* **The problem**
Your task is to give the data again, exactly, with every line intact.

* **Data extract**
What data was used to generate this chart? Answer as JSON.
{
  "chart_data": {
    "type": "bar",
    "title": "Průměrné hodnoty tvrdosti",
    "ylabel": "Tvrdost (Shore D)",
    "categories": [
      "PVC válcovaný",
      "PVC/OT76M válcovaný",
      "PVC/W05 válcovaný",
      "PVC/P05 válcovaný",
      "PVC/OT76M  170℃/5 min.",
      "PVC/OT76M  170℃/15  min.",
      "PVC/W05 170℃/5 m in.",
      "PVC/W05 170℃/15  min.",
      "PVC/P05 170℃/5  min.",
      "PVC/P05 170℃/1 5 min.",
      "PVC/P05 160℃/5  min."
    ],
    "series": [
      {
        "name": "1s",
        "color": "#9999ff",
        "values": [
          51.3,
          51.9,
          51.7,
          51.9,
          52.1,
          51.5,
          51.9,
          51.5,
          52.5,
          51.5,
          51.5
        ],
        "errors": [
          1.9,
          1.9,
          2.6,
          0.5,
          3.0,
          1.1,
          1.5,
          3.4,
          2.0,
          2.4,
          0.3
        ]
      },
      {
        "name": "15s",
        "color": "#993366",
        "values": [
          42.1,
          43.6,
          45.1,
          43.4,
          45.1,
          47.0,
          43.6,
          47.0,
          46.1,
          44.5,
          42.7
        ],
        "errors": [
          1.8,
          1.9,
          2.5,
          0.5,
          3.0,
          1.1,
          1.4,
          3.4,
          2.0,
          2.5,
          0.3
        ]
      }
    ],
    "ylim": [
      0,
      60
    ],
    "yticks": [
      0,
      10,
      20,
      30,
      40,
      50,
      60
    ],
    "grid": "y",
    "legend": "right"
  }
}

* **Full response**
What data was used to generate this chart? Answer as JSON.
{
  "chart_data": {
    "type": "bar",
    "title": "Průměrné hodnoty tvrdosti",
    "ylabel": "Tvrdost (Shore D)",
    "categories": [
      "PVC válcovaný",
      "PVC/OT76M válcovaný",
      "PVC/W05 válcovaný",
      "PVC/P05 válcovaný",
      "PVC/OT76M  170℃/5 min.",
      "PVC/OT76M  170℃/15  min.",
      "PVC/W05 170℃/5 m in.",
      "PVC/W05 170℃/15  min.",
      "PVC/P05 170℃/5  min.",
      "PVC/P05 170℃/1 5 min.",
      "PVC/P05 160℃/5  min."
    ],
    "series": [
      {
        "name": "1s",
        "color": "#9999ff",
        "values": [
          51.3,
          51.9,
          51.7,
          51.9,
          52.1,
          51.5,
          51.9,
          51.5,
          52.5,
          51.5,
          51.5
        ],
        "errors": [
          1.9,
          1.9,
          2.6,
          0.5,
          3.0,
          1.1,
          1.5,
          3.4,
          2.0,
          2.4,
          0.3
        ]
      },
      {
        "name": "15s",
        "color": "#993366",
        "values": [
          42.1,
          43.6,
          45.1,
          43.4,
          45.1,
          47.0,
          43.6,
          47.0,
          46.1,
          44.5,
          42.7
        ],
        "errors": [
          1.8,
          1.9,
          2.5,
          0.5,
          3.0,
          1.1,
          1.4,
          3.4,
          2.0,
          2.5,
          0.3
        ]
      }
    ],
    "ylim": [
      0,
      60
    ],
    "yticks": [
      0,
      10,
      20,
      30,
      40,
      50,
      60
    ],
    "grid": "y",
    "legend": "right"
  }
}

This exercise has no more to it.